◆ **Instruksi Kerja 1**
Tuliskan kembali secara persis bagian dari teks tentang perikanan tuna, dimulai dengan "Ada banyak permasalahan" dan berlanjut sampai "peluang bagi Indonesia.".
◆ **Instruksi Kerja 2**
Menurut teks tentang perikanan tuna, dalam rentang tahun berapa WWF-Indonesia melakukan survei terhadap perusahaan perikanan tuna?

━━━ Teks yang Diberikan

Sejak penangkapan tuna dimulai di Indonesia pada tahun 1960-an, sampai penangkapan secara besar-besaran di Indonesia sekitar tahun 1980-an, ada kecenderungan peningkatan produksi hasil tangkapan tuna. Kemudian pada satu dekade terakhir, terjadi penurunan
trendline, dimana peningkatan produksi tangkapan tidak setinggi dekade sebelumnya. CPUE
(Catch per Unit Effort) ikan tuna juga mengalami fluktuasi yang menyebabkan beberapa
armada perusahaan perikanan tuna tidak mengoperasikan sebagian kapalnya kerena tidak ekonomis lagi. Pergeseran lokasi penangkapan juga menjadi indikasi stok sumber daya perikanan tuna tidak stabil lagi pada beberapa lokasi di Indonesia. Hasil survey WWF-Indonesia dalam rentang tahun 2009-2014 menunjukkan bahwa umumnya perusahaan perikanan tuna di pelabuhan besar di Indonesia seperti Muara Baru Jakarta, Pelabuhan Ratu Jawa Barat, Samudera Indonesia Kendari, Sendang Biru Jawa Timur, Bitung Manado, Ambon, telah mengurangi armada penangkapan ikannya karena biaya operasional semakin tinggi sementara hasil tangkapan tuna semakin turun.
Ada banyak permasalahan yang dihadapi perikanan tuna di Indonesia, misalnya saja dari aspek pengelolaan (mis. penerapan kebijakan dan penegakan aturan serta kelembagaan pengelolaan), aspek sumber daya (mis. overfishing dan overcapacity, penangkapan juvenile
tuna), aspek teknologi (mis. masih tingginya angka bycatch, jumlah dan jenis armada, serta
alat tangkap yang belum terkendali secara optimal). Hingga aspek data dan informasi (mis. pendataan sumber daya perikanan tuna). Jika masalah-masalah ini terus dibiarkan akan menjadi penyebab turunnya sediaan sumber daya tuna di alam dan dapat mengancam kelangsungan usaha, serta bisnis tuna Indonesia. Perkembangan dan kecenderungan permintaan pasar akan produk tuna yang ramah lingkungan pun menjadi tantangan sekaligus peluang bagi Indonesia.

━━━━━━
━━━ Catatan yang Diberikan

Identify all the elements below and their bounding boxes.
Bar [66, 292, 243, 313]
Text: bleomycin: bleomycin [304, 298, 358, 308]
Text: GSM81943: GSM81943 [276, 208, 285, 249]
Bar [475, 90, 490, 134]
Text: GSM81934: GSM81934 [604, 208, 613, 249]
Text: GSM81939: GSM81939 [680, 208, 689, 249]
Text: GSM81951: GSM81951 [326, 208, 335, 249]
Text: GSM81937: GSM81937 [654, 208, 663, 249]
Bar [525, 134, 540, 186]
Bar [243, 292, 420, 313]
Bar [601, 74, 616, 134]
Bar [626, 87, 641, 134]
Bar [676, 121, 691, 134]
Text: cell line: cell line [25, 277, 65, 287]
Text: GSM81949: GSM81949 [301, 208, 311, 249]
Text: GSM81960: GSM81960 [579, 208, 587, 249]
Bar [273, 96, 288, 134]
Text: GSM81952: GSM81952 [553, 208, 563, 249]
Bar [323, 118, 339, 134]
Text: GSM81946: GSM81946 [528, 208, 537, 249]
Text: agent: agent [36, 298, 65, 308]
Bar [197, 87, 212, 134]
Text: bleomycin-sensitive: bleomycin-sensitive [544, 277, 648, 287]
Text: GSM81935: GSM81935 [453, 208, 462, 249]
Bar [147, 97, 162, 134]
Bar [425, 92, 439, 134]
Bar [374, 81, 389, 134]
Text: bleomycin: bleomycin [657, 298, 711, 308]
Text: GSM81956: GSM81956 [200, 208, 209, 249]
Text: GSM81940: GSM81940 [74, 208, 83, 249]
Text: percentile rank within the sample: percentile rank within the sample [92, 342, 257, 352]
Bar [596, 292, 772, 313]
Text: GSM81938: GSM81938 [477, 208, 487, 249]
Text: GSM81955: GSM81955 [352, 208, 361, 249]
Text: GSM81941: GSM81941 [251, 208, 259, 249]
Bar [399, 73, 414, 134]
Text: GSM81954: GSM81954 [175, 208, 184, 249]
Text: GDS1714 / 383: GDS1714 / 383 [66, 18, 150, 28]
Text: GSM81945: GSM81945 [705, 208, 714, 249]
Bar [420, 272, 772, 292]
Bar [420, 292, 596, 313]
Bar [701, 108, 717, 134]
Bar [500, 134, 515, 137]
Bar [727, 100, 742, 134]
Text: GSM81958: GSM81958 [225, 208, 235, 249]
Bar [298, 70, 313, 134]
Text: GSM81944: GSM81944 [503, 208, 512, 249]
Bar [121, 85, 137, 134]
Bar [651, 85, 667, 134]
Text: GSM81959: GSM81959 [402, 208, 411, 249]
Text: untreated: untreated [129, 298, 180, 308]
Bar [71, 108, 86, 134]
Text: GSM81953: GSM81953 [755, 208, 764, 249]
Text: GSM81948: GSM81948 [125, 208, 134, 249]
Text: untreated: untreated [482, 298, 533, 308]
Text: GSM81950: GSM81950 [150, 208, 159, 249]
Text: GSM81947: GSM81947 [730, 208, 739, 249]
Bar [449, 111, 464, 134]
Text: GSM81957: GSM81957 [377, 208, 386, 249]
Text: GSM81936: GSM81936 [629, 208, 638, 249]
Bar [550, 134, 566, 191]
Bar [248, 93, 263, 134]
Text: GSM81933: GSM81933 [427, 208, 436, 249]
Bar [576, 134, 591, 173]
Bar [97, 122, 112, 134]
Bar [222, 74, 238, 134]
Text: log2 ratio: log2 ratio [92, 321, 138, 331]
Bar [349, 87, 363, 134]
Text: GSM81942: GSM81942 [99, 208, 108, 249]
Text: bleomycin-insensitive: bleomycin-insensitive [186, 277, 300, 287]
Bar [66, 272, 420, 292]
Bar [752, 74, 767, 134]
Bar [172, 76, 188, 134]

━━━━━━

◆ **Hasil Latihan 1**
Ada banyak permasalahan yang dihadapi perikanan tuna di Indonesia, misalnya saja dari aspek pengelolaan (mis. penerapan kebijakan dan penegakan aturan serta kelembagaan pengelolaan), aspek sumber daya (mis. overfishing dan overcapacity, penangkapan juvenile
tuna), aspek teknologi (mis. masih tingginya angka bycatch, jumlah dan jenis armada, serta
alat tangkap yang belum terkendali secara optimal). Hingga aspek data dan informasi (mis. pendataan sumber daya perikanan tuna). Jika masalah-masalah ini terus dibiarkan akan menjadi penyebab turunnya sediaan sumber daya tuna di alam dan dapat mengancam kelangsungan usaha, serta bisnis tuna Indonesia. Perkembangan dan kecenderungan permintaan pasar akan produk tuna yang ramah lingkungan pun menjadi tantangan sekaligus peluang bagi Indonesia.

◆ **Hasil Latihan 2**
2009-2014.